==== Records for this exercise
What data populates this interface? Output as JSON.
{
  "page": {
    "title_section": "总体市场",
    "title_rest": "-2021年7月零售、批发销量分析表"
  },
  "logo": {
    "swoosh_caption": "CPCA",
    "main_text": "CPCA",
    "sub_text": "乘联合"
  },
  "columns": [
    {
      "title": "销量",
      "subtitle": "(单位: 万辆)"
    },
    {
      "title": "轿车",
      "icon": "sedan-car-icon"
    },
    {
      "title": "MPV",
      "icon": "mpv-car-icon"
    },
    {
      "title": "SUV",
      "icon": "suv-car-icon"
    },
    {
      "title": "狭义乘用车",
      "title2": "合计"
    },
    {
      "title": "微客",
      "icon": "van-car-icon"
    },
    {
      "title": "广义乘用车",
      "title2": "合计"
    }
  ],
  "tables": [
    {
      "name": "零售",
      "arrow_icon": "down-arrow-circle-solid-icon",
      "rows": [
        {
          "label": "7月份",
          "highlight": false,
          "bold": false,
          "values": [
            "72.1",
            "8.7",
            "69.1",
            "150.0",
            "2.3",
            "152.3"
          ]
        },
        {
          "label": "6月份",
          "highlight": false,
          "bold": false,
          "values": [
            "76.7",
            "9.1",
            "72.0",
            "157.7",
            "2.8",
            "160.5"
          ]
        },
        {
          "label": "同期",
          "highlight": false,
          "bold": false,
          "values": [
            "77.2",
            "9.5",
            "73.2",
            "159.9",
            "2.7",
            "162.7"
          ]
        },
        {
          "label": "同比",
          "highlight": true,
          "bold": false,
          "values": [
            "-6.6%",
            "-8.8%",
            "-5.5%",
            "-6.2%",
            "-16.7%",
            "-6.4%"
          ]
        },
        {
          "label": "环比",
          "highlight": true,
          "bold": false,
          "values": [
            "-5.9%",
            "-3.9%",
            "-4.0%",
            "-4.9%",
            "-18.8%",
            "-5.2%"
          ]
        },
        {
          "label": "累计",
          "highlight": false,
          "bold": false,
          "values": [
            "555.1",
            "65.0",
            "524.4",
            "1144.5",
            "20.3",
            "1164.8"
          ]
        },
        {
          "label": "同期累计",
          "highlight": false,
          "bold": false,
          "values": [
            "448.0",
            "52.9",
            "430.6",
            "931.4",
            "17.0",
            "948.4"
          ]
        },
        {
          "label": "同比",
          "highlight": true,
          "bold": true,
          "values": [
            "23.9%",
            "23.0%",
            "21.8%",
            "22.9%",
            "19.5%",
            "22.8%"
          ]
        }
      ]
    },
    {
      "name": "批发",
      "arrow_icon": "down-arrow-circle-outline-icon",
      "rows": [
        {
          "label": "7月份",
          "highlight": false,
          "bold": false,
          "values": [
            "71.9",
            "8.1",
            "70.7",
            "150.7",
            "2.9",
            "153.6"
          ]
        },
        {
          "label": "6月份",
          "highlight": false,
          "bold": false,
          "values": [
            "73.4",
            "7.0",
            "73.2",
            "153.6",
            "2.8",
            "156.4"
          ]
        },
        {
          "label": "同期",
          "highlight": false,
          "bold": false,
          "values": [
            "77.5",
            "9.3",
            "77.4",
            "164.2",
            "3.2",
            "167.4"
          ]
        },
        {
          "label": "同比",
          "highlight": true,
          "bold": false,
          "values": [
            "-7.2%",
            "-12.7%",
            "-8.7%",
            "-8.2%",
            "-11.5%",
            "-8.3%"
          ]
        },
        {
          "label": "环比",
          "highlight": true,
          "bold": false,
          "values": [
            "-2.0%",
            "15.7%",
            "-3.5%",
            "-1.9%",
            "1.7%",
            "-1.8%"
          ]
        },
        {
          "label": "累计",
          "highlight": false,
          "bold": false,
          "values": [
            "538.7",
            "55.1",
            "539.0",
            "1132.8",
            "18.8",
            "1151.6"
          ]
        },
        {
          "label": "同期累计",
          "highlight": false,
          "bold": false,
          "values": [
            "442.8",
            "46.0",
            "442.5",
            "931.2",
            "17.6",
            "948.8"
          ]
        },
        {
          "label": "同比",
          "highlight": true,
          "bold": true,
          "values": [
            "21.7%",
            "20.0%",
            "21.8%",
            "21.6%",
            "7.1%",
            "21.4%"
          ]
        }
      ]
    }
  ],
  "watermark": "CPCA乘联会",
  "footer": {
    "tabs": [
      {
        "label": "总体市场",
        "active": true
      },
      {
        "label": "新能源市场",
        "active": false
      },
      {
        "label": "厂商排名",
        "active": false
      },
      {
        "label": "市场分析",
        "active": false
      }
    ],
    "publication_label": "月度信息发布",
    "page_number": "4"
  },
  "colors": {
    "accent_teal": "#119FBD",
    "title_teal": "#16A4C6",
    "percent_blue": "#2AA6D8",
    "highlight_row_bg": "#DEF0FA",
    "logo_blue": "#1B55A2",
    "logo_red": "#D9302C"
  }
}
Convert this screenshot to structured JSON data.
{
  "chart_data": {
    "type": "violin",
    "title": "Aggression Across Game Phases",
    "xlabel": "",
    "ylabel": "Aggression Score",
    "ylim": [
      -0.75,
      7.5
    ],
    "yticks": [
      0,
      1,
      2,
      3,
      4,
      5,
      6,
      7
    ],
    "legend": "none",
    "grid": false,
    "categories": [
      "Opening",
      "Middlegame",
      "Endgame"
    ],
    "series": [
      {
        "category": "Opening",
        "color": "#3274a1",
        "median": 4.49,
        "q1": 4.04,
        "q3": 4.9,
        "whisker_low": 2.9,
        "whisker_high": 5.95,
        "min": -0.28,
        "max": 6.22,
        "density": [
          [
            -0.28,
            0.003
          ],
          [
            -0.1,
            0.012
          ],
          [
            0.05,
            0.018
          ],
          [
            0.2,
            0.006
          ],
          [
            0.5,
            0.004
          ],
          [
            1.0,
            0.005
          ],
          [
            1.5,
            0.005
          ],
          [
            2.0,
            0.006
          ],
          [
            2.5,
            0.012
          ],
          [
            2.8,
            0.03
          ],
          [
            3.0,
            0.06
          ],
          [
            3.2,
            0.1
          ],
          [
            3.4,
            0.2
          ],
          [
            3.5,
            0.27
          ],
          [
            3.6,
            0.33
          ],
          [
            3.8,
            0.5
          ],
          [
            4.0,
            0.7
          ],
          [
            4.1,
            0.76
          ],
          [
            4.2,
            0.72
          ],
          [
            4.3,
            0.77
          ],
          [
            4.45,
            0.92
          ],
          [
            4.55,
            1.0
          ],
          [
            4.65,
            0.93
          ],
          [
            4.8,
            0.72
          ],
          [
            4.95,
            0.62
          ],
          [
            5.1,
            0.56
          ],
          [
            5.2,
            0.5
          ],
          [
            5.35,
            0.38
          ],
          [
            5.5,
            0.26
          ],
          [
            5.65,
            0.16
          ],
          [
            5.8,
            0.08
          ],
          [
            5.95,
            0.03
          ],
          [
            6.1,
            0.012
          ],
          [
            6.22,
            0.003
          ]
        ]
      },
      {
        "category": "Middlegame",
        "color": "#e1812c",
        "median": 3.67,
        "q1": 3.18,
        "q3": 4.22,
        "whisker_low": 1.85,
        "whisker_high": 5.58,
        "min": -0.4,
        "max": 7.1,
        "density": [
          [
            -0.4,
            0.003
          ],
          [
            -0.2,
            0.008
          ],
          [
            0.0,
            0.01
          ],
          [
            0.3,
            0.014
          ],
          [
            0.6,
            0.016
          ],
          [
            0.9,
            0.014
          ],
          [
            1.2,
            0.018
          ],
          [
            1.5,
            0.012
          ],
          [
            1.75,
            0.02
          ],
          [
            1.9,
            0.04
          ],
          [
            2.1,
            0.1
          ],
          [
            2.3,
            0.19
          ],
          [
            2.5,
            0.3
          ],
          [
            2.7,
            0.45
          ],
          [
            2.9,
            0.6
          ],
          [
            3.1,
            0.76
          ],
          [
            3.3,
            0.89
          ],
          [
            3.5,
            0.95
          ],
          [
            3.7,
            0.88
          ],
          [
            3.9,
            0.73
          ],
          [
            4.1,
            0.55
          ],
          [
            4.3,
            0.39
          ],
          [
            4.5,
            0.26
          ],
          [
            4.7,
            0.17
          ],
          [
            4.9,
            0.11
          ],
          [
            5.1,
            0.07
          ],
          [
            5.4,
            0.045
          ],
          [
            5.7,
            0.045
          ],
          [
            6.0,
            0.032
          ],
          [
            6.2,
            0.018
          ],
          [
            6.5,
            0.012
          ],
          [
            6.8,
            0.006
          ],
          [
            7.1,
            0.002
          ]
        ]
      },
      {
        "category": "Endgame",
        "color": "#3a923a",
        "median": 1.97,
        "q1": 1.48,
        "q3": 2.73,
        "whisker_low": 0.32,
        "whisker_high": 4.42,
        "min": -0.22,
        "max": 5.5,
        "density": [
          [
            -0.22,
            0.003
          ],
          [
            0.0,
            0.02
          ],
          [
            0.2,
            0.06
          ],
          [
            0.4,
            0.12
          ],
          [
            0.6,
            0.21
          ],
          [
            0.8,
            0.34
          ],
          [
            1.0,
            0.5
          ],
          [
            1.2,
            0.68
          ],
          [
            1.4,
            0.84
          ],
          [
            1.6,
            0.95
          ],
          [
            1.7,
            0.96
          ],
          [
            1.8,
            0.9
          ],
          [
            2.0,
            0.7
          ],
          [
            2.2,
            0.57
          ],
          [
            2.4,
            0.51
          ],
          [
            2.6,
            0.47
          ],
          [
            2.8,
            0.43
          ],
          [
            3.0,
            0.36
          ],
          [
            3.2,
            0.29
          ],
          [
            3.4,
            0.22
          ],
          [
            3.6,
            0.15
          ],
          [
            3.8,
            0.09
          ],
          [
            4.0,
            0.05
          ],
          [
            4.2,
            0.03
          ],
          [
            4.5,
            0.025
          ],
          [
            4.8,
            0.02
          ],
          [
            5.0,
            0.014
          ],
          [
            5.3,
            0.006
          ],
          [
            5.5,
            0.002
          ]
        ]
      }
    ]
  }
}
========
What is required: From the records given above, copy all lines containing "category".

Reply:
        "category": "Opening",
        "category": "Middlegame",
        "category": "Endgame",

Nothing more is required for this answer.